* BEGIN Dataset records *

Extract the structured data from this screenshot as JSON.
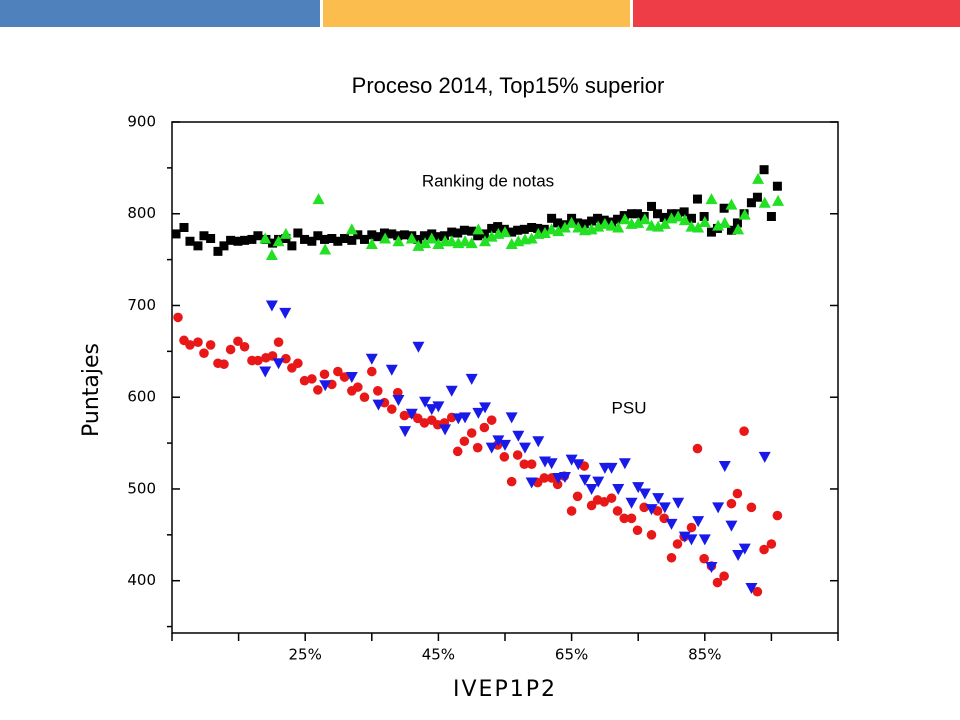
{
  "chart_data": {
    "type": "scatter",
    "title": "Proceso 2014, Top15% superior",
    "xlabel": "IVEP1P2",
    "ylabel": "Puntajes",
    "annotations": [
      "Ranking de notas",
      "PSU"
    ],
    "xlim": [
      5,
      105
    ],
    "ylim": [
      343,
      900
    ],
    "xticks": [
      {
        "value": 25,
        "label": "25%"
      },
      {
        "value": 45,
        "label": "45%"
      },
      {
        "value": 65,
        "label": "65%"
      },
      {
        "value": 85,
        "label": "85%"
      }
    ],
    "xminorticks": [
      5,
      15,
      35,
      55,
      75,
      95,
      105
    ],
    "yticks": [
      400,
      500,
      600,
      700,
      800,
      900
    ],
    "yminorticks": [
      350,
      450,
      550,
      650,
      750,
      850
    ],
    "series": [
      {
        "color": "#000000",
        "marker": "square",
        "x": [
          5.6,
          6.8,
          7.7,
          8.9,
          9.8,
          10.8,
          11.9,
          12.8,
          13.8,
          14.9,
          15.9,
          17,
          17.9,
          19.1,
          20.1,
          21,
          22.1,
          23,
          23.9,
          24.9,
          26,
          26.9,
          27.9,
          29,
          29.9,
          30.9,
          32,
          32.9,
          33.9,
          35,
          35.9,
          36.9,
          38,
          38.9,
          39.9,
          41,
          41.9,
          42.9,
          44,
          44.9,
          45.9,
          47,
          47.9,
          48.9,
          50,
          50.9,
          51.9,
          53,
          53.9,
          54.9,
          56,
          56.9,
          57.9,
          59,
          59.9,
          60.9,
          62,
          62.9,
          63.9,
          65,
          65.9,
          66.9,
          68,
          68.9,
          69.9,
          71,
          71.9,
          72.9,
          74,
          74.9,
          75.9,
          77,
          77.9,
          78.9,
          80,
          80.9,
          81.9,
          83,
          83.9,
          84.9,
          86,
          86.9,
          87.9,
          89,
          89.9,
          90.9,
          92,
          92.9,
          93.9,
          95,
          95.9
        ],
        "values": [
          778,
          785,
          770,
          765,
          776,
          773,
          759,
          765,
          771,
          770,
          771,
          772,
          776,
          772,
          768,
          772,
          773,
          765,
          779,
          772,
          770,
          776,
          772,
          773,
          770,
          773,
          771,
          777,
          772,
          777,
          775,
          779,
          778,
          776,
          777,
          776,
          772,
          776,
          778,
          775,
          776,
          780,
          779,
          782,
          781,
          776,
          778,
          784,
          786,
          783,
          780,
          782,
          783,
          785,
          784,
          783,
          795,
          790,
          788,
          795,
          790,
          789,
          792,
          795,
          793,
          791,
          794,
          798,
          800,
          800,
          797,
          808,
          800,
          796,
          800,
          800,
          802,
          795,
          816,
          797,
          780,
          784,
          806,
          782,
          790,
          800,
          812,
          818,
          848,
          797,
          830
        ]
      },
      {
        "color": "#22e022",
        "marker": "triangle",
        "x": [
          19,
          20,
          21,
          22.1,
          27,
          28,
          32,
          35,
          37,
          39,
          41,
          42,
          43,
          44,
          45,
          46,
          47,
          48,
          49,
          50,
          51,
          52,
          53,
          54,
          55,
          56,
          57,
          58,
          59,
          60,
          61,
          62,
          63,
          64,
          65,
          66,
          67,
          68,
          69,
          70,
          71,
          72,
          73,
          74,
          75,
          76,
          77,
          78,
          79,
          80,
          81,
          82,
          83,
          84,
          85,
          86,
          87,
          88,
          89,
          90,
          91,
          93,
          94,
          96
        ],
        "values": [
          773,
          755,
          770,
          778,
          816,
          761,
          783,
          767,
          773,
          770,
          773,
          765,
          768,
          773,
          767,
          770,
          770,
          768,
          770,
          768,
          783,
          770,
          775,
          778,
          780,
          767,
          770,
          772,
          773,
          778,
          779,
          783,
          781,
          785,
          790,
          785,
          782,
          783,
          786,
          789,
          787,
          785,
          794,
          789,
          790,
          794,
          787,
          786,
          789,
          795,
          797,
          793,
          786,
          785,
          791,
          816,
          787,
          790,
          810,
          783,
          799,
          838,
          812,
          814
        ]
      },
      {
        "color": "#e81818",
        "marker": "circle",
        "x": [
          5.9,
          6.8,
          7.7,
          8.9,
          9.8,
          10.8,
          11.9,
          12.8,
          13.8,
          14.9,
          15.9,
          17,
          17.9,
          19.1,
          20.1,
          21,
          22.1,
          23,
          23.9,
          24.9,
          26,
          26.9,
          27.9,
          29,
          29.9,
          30.9,
          32,
          32.9,
          33.9,
          35,
          35.9,
          36.9,
          38,
          38.9,
          39.9,
          41,
          41.9,
          42.9,
          44,
          44.9,
          45.9,
          47,
          47.9,
          48.9,
          50,
          50.9,
          51.9,
          53,
          53.9,
          54.9,
          56,
          56.9,
          57.9,
          59,
          59.9,
          60.9,
          62,
          62.9,
          63.9,
          65,
          65.9,
          66.9,
          68,
          68.9,
          69.9,
          71,
          71.9,
          72.9,
          74,
          74.9,
          75.9,
          77,
          77.9,
          78.9,
          80,
          80.9,
          81.9,
          83,
          83.9,
          84.9,
          86,
          86.9,
          87.9,
          89,
          89.9,
          90.9,
          92,
          92.9,
          93.9,
          95,
          95.9
        ],
        "values": [
          687,
          662,
          657,
          660,
          648,
          657,
          637,
          636,
          652,
          661,
          655,
          640,
          640,
          643,
          645,
          660,
          642,
          632,
          637,
          618,
          620,
          608,
          625,
          614,
          628,
          622,
          607,
          611,
          600,
          628,
          607,
          594,
          587,
          605,
          580,
          582,
          577,
          572,
          575,
          570,
          572,
          578,
          541,
          552,
          561,
          545,
          567,
          575,
          548,
          535,
          508,
          537,
          527,
          527,
          507,
          512,
          512,
          505,
          514,
          476,
          492,
          525,
          482,
          488,
          486,
          490,
          476,
          468,
          468,
          455,
          480,
          450,
          476,
          468,
          425,
          440,
          448,
          458,
          544,
          424,
          416,
          398,
          405,
          484,
          495,
          563,
          480,
          388,
          434,
          440,
          471
        ]
      },
      {
        "color": "#1a1ae8",
        "marker": "triangle-down",
        "x": [
          19,
          20,
          21,
          22,
          28,
          32,
          35,
          36,
          38,
          39,
          40,
          41,
          42,
          43,
          44,
          45,
          46,
          47,
          48,
          49,
          50,
          51,
          52,
          53,
          54,
          55,
          56,
          57,
          58,
          59,
          60,
          61,
          62,
          63,
          64,
          65,
          66,
          67,
          68,
          69,
          70,
          71,
          72,
          73,
          74,
          75,
          76,
          77,
          78,
          79,
          80,
          81,
          82,
          83,
          84,
          85,
          86,
          87,
          88,
          89,
          90,
          91,
          92,
          94
        ],
        "values": [
          628,
          700,
          637,
          692,
          613,
          622,
          642,
          592,
          630,
          597,
          563,
          582,
          655,
          595,
          587,
          590,
          565,
          607,
          577,
          578,
          620,
          583,
          589,
          545,
          553,
          548,
          578,
          558,
          545,
          507,
          552,
          530,
          528,
          512,
          513,
          532,
          527,
          510,
          500,
          508,
          523,
          523,
          500,
          528,
          485,
          502,
          495,
          478,
          490,
          480,
          462,
          485,
          448,
          445,
          465,
          445,
          415,
          480,
          525,
          460,
          428,
          435,
          392,
          535
        ]
      }
    ]
  }
}
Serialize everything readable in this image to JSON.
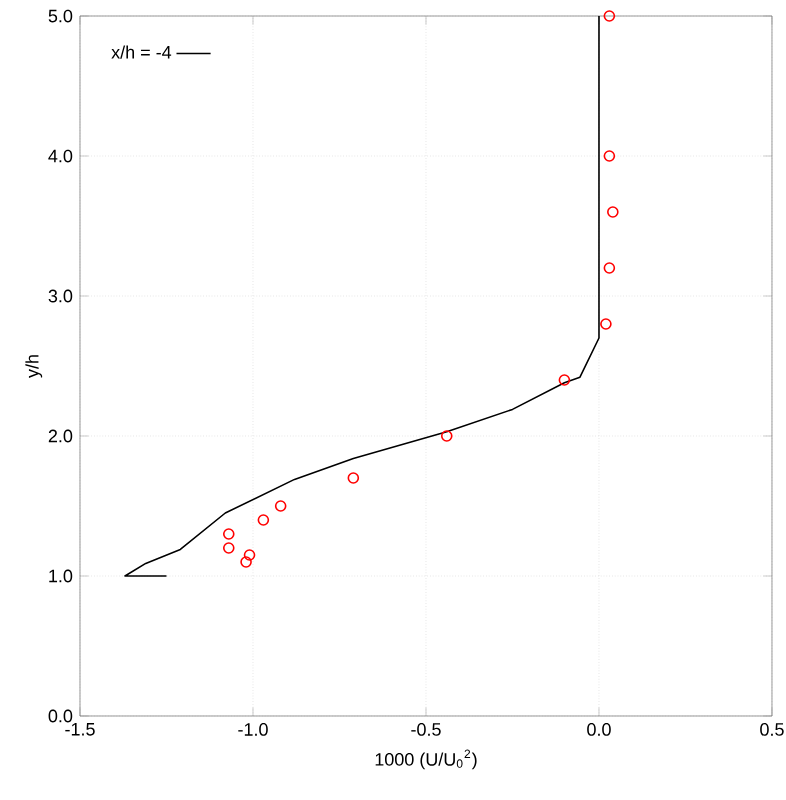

* END Dataset records *

Show every line that contains the word "triangle".

        "marker": "triangle",
        "marker": "triangle-down",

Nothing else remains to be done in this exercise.